**Work to be completed:** Reproduce the records below exactly, leaving out any pictures.

**Record excerpts:**
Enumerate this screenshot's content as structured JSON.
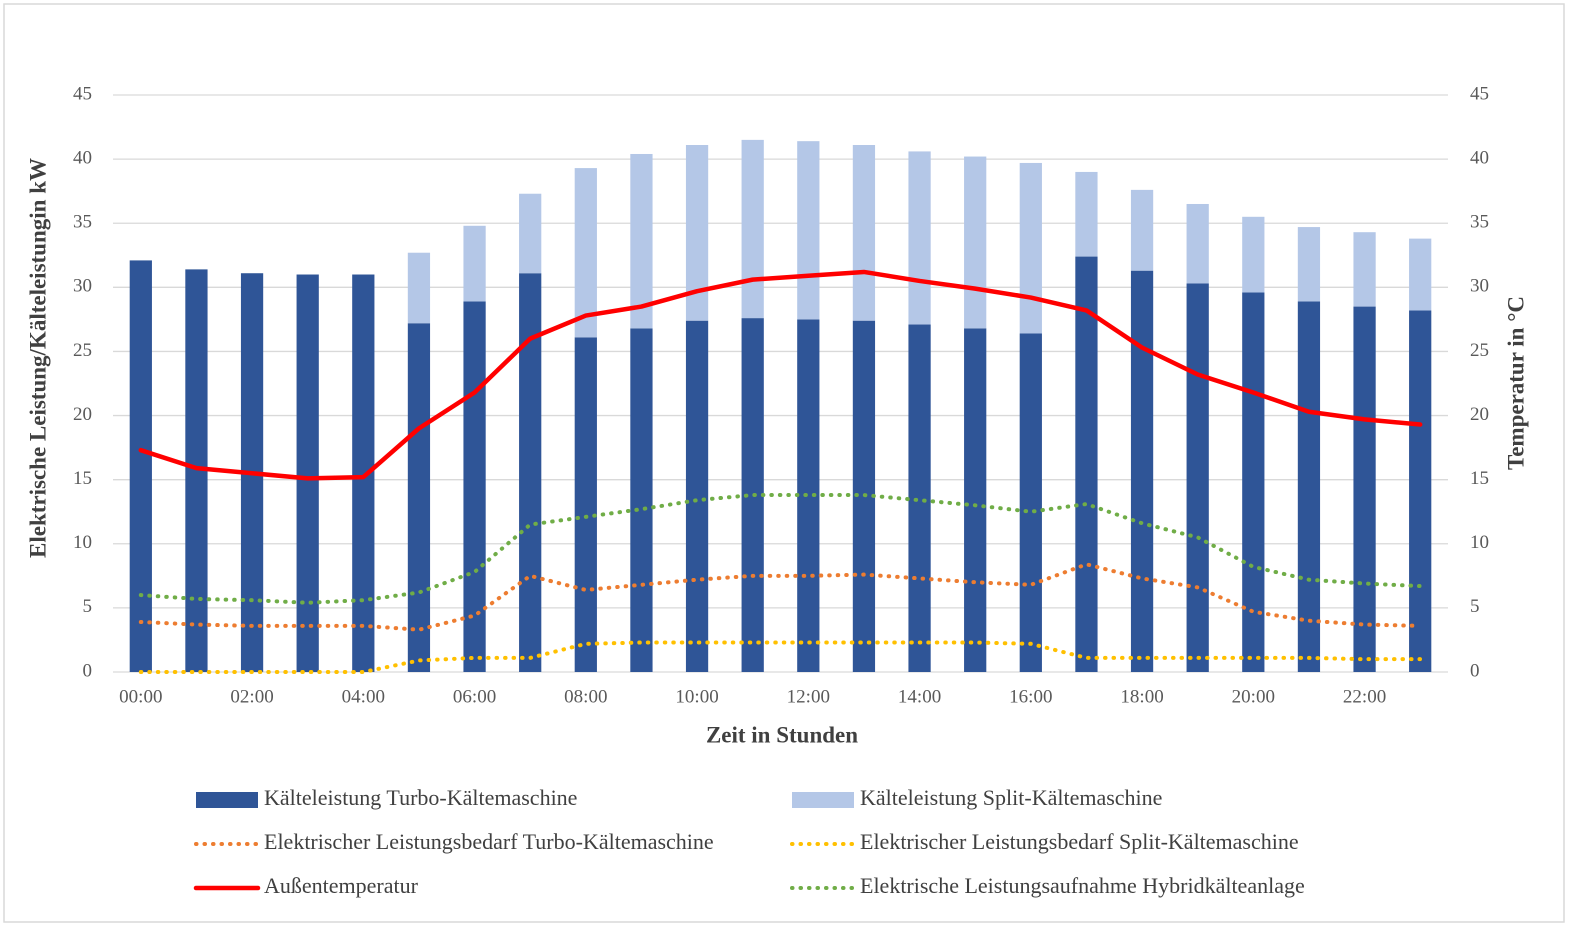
{
  "chart_data": {
    "type": "combo",
    "x_label": "Zeit in Stunden",
    "y_label": "Elektrische Leistung/Kälteleistungin kW",
    "y2_label": "Temperatur in °C",
    "categories": [
      "00:00",
      null,
      "02:00",
      null,
      "04:00",
      null,
      "06:00",
      null,
      "08:00",
      null,
      "10:00",
      null,
      "12:00",
      null,
      "14:00",
      null,
      "16:00",
      null,
      "18:00",
      null,
      "20:00",
      null,
      "22:00",
      null
    ],
    "ylim": [
      0,
      45
    ],
    "yticks": [
      0,
      5,
      10,
      15,
      20,
      25,
      30,
      35,
      40,
      45
    ],
    "y2lim": [
      0,
      45
    ],
    "y2ticks": [
      0,
      5,
      10,
      15,
      20,
      25,
      30,
      35,
      40,
      45
    ],
    "grid": true,
    "legend": "bottom",
    "series": [
      {
        "name": "Kälteleistung Turbo-Kältemaschine",
        "type": "bar",
        "color": "#2f5597",
        "values": [
          32.1,
          31.4,
          31.1,
          31.0,
          31.0,
          27.2,
          28.9,
          31.1,
          26.1,
          26.8,
          27.4,
          27.6,
          27.5,
          27.4,
          27.1,
          26.8,
          26.4,
          32.4,
          31.3,
          30.3,
          29.6,
          28.9,
          28.5,
          28.2
        ]
      },
      {
        "name": "Kälteleistung Split-Kältemaschine",
        "type": "bar",
        "color": "#b4c7e7",
        "values": [
          0,
          0,
          0,
          0,
          0,
          5.5,
          5.9,
          6.2,
          13.2,
          13.6,
          13.7,
          13.9,
          13.9,
          13.7,
          13.5,
          13.4,
          13.3,
          6.6,
          6.3,
          6.2,
          5.9,
          5.8,
          5.8,
          5.6
        ]
      },
      {
        "name": "Elektrischer Leistungsbedarf Turbo-Kältemaschine",
        "type": "line",
        "style": "dotted",
        "color": "#ed7d31",
        "values": [
          3.9,
          3.7,
          3.6,
          3.6,
          3.6,
          3.3,
          4.4,
          7.5,
          6.4,
          6.8,
          7.2,
          7.5,
          7.5,
          7.6,
          7.3,
          7.0,
          6.8,
          8.4,
          7.3,
          6.6,
          4.7,
          4.0,
          3.7,
          3.6
        ]
      },
      {
        "name": "Elektrischer Leistungsbedarf Split-Kältemaschine",
        "type": "line",
        "style": "dotted",
        "color": "#ffc000",
        "values": [
          0,
          0,
          0,
          0,
          0,
          0.9,
          1.1,
          1.1,
          2.2,
          2.3,
          2.3,
          2.3,
          2.3,
          2.3,
          2.3,
          2.3,
          2.2,
          1.1,
          1.1,
          1.1,
          1.1,
          1.1,
          1.0,
          1.0
        ]
      },
      {
        "name": "Außentemperatur",
        "type": "line",
        "style": "solid",
        "color": "#ff0000",
        "axis": "y2",
        "values": [
          17.3,
          15.9,
          15.5,
          15.1,
          15.2,
          19.0,
          21.8,
          26.0,
          27.8,
          28.5,
          29.7,
          30.6,
          30.9,
          31.2,
          30.5,
          29.9,
          29.2,
          28.2,
          25.3,
          23.2,
          21.8,
          20.3,
          19.7,
          19.3
        ]
      },
      {
        "name": "Elektrische Leistungsaufnahme Hybridkälteanlage",
        "type": "line",
        "style": "dotted",
        "color": "#70ad47",
        "values": [
          6.0,
          5.7,
          5.6,
          5.4,
          5.6,
          6.2,
          7.8,
          11.5,
          12.1,
          12.7,
          13.4,
          13.8,
          13.8,
          13.8,
          13.4,
          13.0,
          12.5,
          13.1,
          11.6,
          10.5,
          8.2,
          7.2,
          6.9,
          6.7
        ]
      }
    ]
  }
}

**Response for this exercise:**
Enumerate this screenshot's content as structured JSON.
{
  "chart_data": {
    "type": "combo",
    "x_label": "Zeit in Stunden",
    "y_label": "Elektrische Leistung/Kälteleistungin kW",
    "y2_label": "Temperatur in °C",
    "categories": [
      "00:00",
      null,
      "02:00",
      null,
      "04:00",
      null,
      "06:00",
      null,
      "08:00",
      null,
      "10:00",
      null,
      "12:00",
      null,
      "14:00",
      null,
      "16:00",
      null,
      "18:00",
      null,
      "20:00",
      null,
      "22:00",
      null
    ],
    "ylim": [
      0,
      45
    ],
    "yticks": [
      0,
      5,
      10,
      15,
      20,
      25,
      30,
      35,
      40,
      45
    ],
    "y2lim": [
      0,
      45
    ],
    "y2ticks": [
      0,
      5,
      10,
      15,
      20,
      25,
      30,
      35,
      40,
      45
    ],
    "grid": true,
    "legend": "bottom",
    "series": [
      {
        "name": "Kälteleistung Turbo-Kältemaschine",
        "type": "bar",
        "color": "#2f5597",
        "values": [
          32.1,
          31.4,
          31.1,
          31.0,
          31.0,
          27.2,
          28.9,
          31.1,
          26.1,
          26.8,
          27.4,
          27.6,
          27.5,
          27.4,
          27.1,
          26.8,
          26.4,
          32.4,
          31.3,
          30.3,
          29.6,
          28.9,
          28.5,
          28.2
        ]
      },
      {
        "name": "Kälteleistung Split-Kältemaschine",
        "type": "bar",
        "color": "#b4c7e7",
        "values": [
          0,
          0,
          0,
          0,
          0,
          5.5,
          5.9,
          6.2,
          13.2,
          13.6,
          13.7,
          13.9,
          13.9,
          13.7,
          13.5,
          13.4,
          13.3,
          6.6,
          6.3,
          6.2,
          5.9,
          5.8,
          5.8,
          5.6
        ]
      },
      {
        "name": "Elektrischer Leistungsbedarf Turbo-Kältemaschine",
        "type": "line",
        "style": "dotted",
        "color": "#ed7d31",
        "values": [
          3.9,
          3.7,
          3.6,
          3.6,
          3.6,
          3.3,
          4.4,
          7.5,
          6.4,
          6.8,
          7.2,
          7.5,
          7.5,
          7.6,
          7.3,
          7.0,
          6.8,
          8.4,
          7.3,
          6.6,
          4.7,
          4.0,
          3.7,
          3.6
        ]
      },
      {
        "name": "Elektrischer Leistungsbedarf Split-Kältemaschine",
        "type": "line",
        "style": "dotted",
        "color": "#ffc000",
        "values": [
          0,
          0,
          0,
          0,
          0,
          0.9,
          1.1,
          1.1,
          2.2,
          2.3,
          2.3,
          2.3,
          2.3,
          2.3,
          2.3,
          2.3,
          2.2,
          1.1,
          1.1,
          1.1,
          1.1,
          1.1,
          1.0,
          1.0
        ]
      },
      {
        "name": "Außentemperatur",
        "type": "line",
        "style": "solid",
        "color": "#ff0000",
        "axis": "y2",
        "values": [
          17.3,
          15.9,
          15.5,
          15.1,
          15.2,
          19.0,
          21.8,
          26.0,
          27.8,
          28.5,
          29.7,
          30.6,
          30.9,
          31.2,
          30.5,
          29.9,
          29.2,
          28.2,
          25.3,
          23.2,
          21.8,
          20.3,
          19.7,
          19.3
        ]
      },
      {
        "name": "Elektrische Leistungsaufnahme Hybridkälteanlage",
        "type": "line",
        "style": "dotted",
        "color": "#70ad47",
        "values": [
          6.0,
          5.7,
          5.6,
          5.4,
          5.6,
          6.2,
          7.8,
          11.5,
          12.1,
          12.7,
          13.4,
          13.8,
          13.8,
          13.8,
          13.4,
          13.0,
          12.5,
          13.1,
          11.6,
          10.5,
          8.2,
          7.2,
          6.9,
          6.7
        ]
      }
    ]
  }
}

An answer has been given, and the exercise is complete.